**What you have to do**
Reproduce the material word for word; the images stay out.

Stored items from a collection
....................

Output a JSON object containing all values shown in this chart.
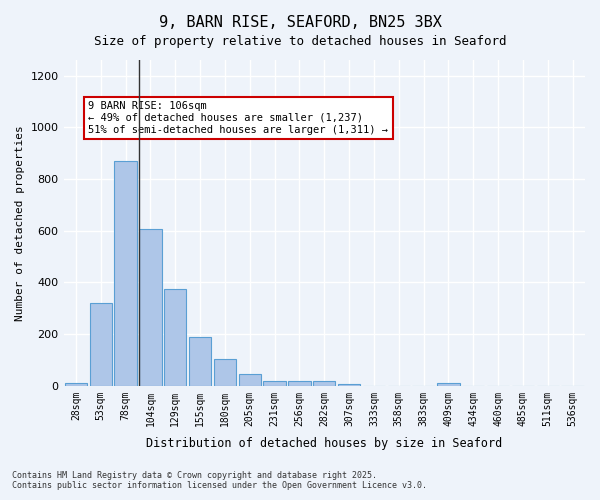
{
  "title_line1": "9, BARN RISE, SEAFORD, BN25 3BX",
  "title_line2": "Size of property relative to detached houses in Seaford",
  "xlabel": "Distribution of detached houses by size in Seaford",
  "ylabel": "Number of detached properties",
  "categories": [
    "28sqm",
    "53sqm",
    "78sqm",
    "104sqm",
    "129sqm",
    "155sqm",
    "180sqm",
    "205sqm",
    "231sqm",
    "256sqm",
    "282sqm",
    "307sqm",
    "333sqm",
    "358sqm",
    "383sqm",
    "409sqm",
    "434sqm",
    "460sqm",
    "485sqm",
    "511sqm",
    "536sqm"
  ],
  "values": [
    12,
    320,
    868,
    605,
    375,
    190,
    105,
    47,
    20,
    17,
    20,
    5,
    0,
    0,
    0,
    10,
    0,
    0,
    0,
    0,
    0
  ],
  "bar_color": "#aec6e8",
  "bar_edge_color": "#5a9fd4",
  "highlight_bar_index": 3,
  "highlight_bar_color": "#aec6e8",
  "vline_x": 3,
  "vline_color": "#333333",
  "annotation_text": "9 BARN RISE: 106sqm\n← 49% of detached houses are smaller (1,237)\n51% of semi-detached houses are larger (1,311) →",
  "annotation_box_color": "#cc0000",
  "ylim": [
    0,
    1260
  ],
  "yticks": [
    0,
    200,
    400,
    600,
    800,
    1000,
    1200
  ],
  "footer_line1": "Contains HM Land Registry data © Crown copyright and database right 2025.",
  "footer_line2": "Contains public sector information licensed under the Open Government Licence v3.0.",
  "bg_color": "#eef3fa",
  "plot_bg_color": "#eef3fa",
  "grid_color": "#ffffff"
}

....................

**Task result**
Output a JSON object containing all values shown in this chart.
{
  "title_line1": "9, BARN RISE, SEAFORD, BN25 3BX",
  "title_line2": "Size of property relative to detached houses in Seaford",
  "xlabel": "Distribution of detached houses by size in Seaford",
  "ylabel": "Number of detached properties",
  "categories": [
    "28sqm",
    "53sqm",
    "78sqm",
    "104sqm",
    "129sqm",
    "155sqm",
    "180sqm",
    "205sqm",
    "231sqm",
    "256sqm",
    "282sqm",
    "307sqm",
    "333sqm",
    "358sqm",
    "383sqm",
    "409sqm",
    "434sqm",
    "460sqm",
    "485sqm",
    "511sqm",
    "536sqm"
  ],
  "values": [
    12,
    320,
    868,
    605,
    375,
    190,
    105,
    47,
    20,
    17,
    20,
    5,
    0,
    0,
    0,
    10,
    0,
    0,
    0,
    0,
    0
  ],
  "bar_color": "#aec6e8",
  "bar_edge_color": "#5a9fd4",
  "highlight_bar_index": 3,
  "highlight_bar_color": "#aec6e8",
  "vline_x": 3,
  "vline_color": "#333333",
  "annotation_text": "9 BARN RISE: 106sqm\n← 49% of detached houses are smaller (1,237)\n51% of semi-detached houses are larger (1,311) →",
  "annotation_box_color": "#cc0000",
  "ylim": [
    0,
    1260
  ],
  "yticks": [
    0,
    200,
    400,
    600,
    800,
    1000,
    1200
  ],
  "footer_line1": "Contains HM Land Registry data © Crown copyright and database right 2025.",
  "footer_line2": "Contains public sector information licensed under the Open Government Licence v3.0.",
  "bg_color": "#eef3fa",
  "plot_bg_color": "#eef3fa",
  "grid_color": "#ffffff"
}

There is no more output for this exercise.